Could you repeat the records below exactly, leaving out any pictures?

[Data excerpts]
>> BEGIN

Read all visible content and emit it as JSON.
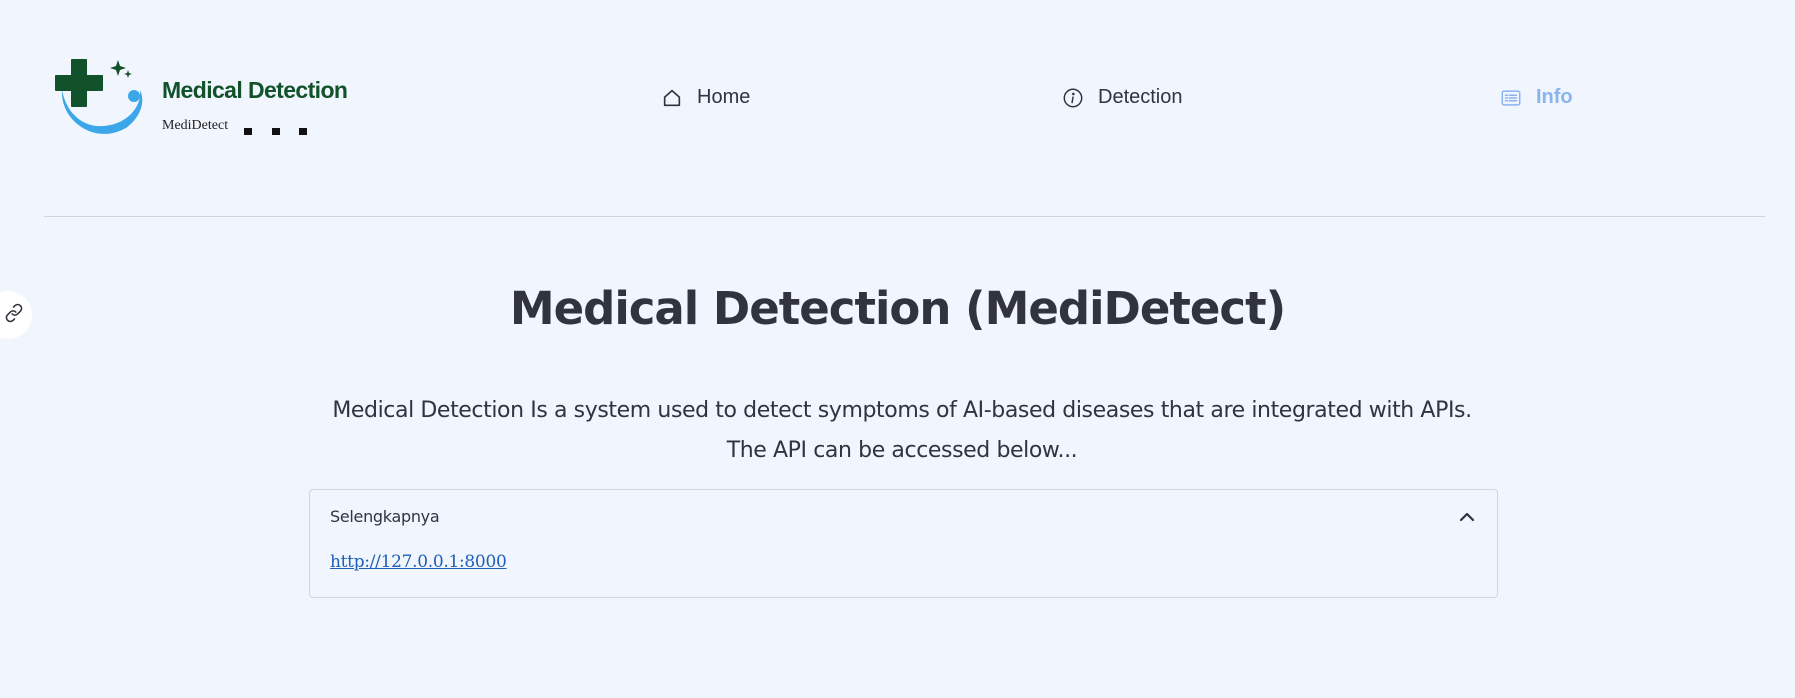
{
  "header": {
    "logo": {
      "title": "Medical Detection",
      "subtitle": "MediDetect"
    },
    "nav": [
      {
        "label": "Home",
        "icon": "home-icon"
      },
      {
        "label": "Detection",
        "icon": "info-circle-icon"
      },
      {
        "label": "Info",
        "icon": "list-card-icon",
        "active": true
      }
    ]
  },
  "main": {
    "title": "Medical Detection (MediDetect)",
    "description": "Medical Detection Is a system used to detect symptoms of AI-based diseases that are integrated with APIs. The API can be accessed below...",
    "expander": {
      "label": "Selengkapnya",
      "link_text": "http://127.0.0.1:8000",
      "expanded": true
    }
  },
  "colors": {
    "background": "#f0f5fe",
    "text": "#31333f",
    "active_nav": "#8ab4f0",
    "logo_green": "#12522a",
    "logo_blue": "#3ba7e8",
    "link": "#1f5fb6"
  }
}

>> END

■ **Solution below**:
Read all visible content and emit it as JSON.
{
  "header": {
    "logo": {
      "title": "Medical Detection",
      "subtitle": "MediDetect"
    },
    "nav": [
      {
        "label": "Home",
        "icon": "home-icon"
      },
      {
        "label": "Detection",
        "icon": "info-circle-icon"
      },
      {
        "label": "Info",
        "icon": "list-card-icon",
        "active": true
      }
    ]
  },
  "main": {
    "title": "Medical Detection (MediDetect)",
    "description": "Medical Detection Is a system used to detect symptoms of AI-based diseases that are integrated with APIs. The API can be accessed below...",
    "expander": {
      "label": "Selengkapnya",
      "link_text": "http://127.0.0.1:8000",
      "expanded": true
    }
  },
  "colors": {
    "background": "#f0f5fe",
    "text": "#31333f",
    "active_nav": "#8ab4f0",
    "logo_green": "#12522a",
    "logo_blue": "#3ba7e8",
    "link": "#1f5fb6"
  }
}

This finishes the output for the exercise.